● DIRECTIVE
Type out the records that follow, exactly as given.

● INFORMATION SUPPLIED
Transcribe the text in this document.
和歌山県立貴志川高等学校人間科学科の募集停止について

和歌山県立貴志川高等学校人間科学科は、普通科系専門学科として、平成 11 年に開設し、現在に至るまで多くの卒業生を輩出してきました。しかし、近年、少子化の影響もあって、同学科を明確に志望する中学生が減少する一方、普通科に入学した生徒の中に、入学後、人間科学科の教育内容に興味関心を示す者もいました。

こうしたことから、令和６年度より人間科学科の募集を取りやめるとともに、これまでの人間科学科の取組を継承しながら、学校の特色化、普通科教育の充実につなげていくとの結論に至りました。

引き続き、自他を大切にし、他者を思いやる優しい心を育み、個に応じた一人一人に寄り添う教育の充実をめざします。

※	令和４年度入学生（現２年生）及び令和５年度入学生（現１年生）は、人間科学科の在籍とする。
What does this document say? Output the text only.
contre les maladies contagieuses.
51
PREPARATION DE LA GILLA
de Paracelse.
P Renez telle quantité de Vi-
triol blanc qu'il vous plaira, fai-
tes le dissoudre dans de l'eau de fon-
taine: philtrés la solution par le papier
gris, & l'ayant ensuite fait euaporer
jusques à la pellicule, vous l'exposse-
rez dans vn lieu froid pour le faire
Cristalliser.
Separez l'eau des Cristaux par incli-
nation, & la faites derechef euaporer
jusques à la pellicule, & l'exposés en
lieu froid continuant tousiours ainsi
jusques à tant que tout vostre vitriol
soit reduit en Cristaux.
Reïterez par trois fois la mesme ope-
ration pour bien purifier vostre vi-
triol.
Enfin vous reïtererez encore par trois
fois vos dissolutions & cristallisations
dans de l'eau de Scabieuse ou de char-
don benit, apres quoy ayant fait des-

● RESULT OF THE TASK
Transcribe the text in this document.
和歌山県立貴志川高等学校人間科学科の募集停止について

和歌山県立貴志川高等学校人間科学科は、普通科系専門学科として、平成 11 年に開設し、現在に至るまで多くの卒業生を輩出してきました。しかし、近年、少子化の影響もあって、同学科を明確に志望する中学生が減少する一方、普通科に入学した生徒の中に、入学後、人間科学科の教育内容に興味関心を示す者もいました。

こうしたことから、令和６年度より人間科学科の募集を取りやめるとともに、これまでの人間科学科の取組を継承しながら、学校の特色化、普通科教育の充実につなげていくとの結論に至りました。

引き続き、自他を大切にし、他者を思いやる優しい心を育み、個に応じた一人一人に寄り添う教育の充実をめざします。

※	令和４年度入学生（現２年生）及び令和５年度入学生（現１年生）は、人間科学科の在籍とする。
What does this document say? Output the text only.
contre les maladies contagieuses.
51
PREPARATION DE LA GILLA
de Paracelse.
P Renez telle quantité de Vi-
triol blanc qu'il vous plaira, fai-
tes le dissoudre dans de l'eau de fon-
taine: philtrés la solution par le papier
gris, & l'ayant ensuite fait euaporer
jusques à la pellicule, vous l'exposse-
rez dans vn lieu froid pour le faire
Cristalliser.
Separez l'eau des Cristaux par incli-
nation, & la faites derechef euaporer
jusques à la pellicule, & l'exposés en
lieu froid continuant tousiours ainsi
jusques à tant que tout vostre vitriol
soit reduit en Cristaux.
Reïterez par trois fois la mesme ope-
ration pour bien purifier vostre vi-
triol.
Enfin vous reïtererez encore par trois
fois vos dissolutions & cristallisations
dans de l'eau de Scabieuse ou de char-
don benit, apres quoy ayant fait des-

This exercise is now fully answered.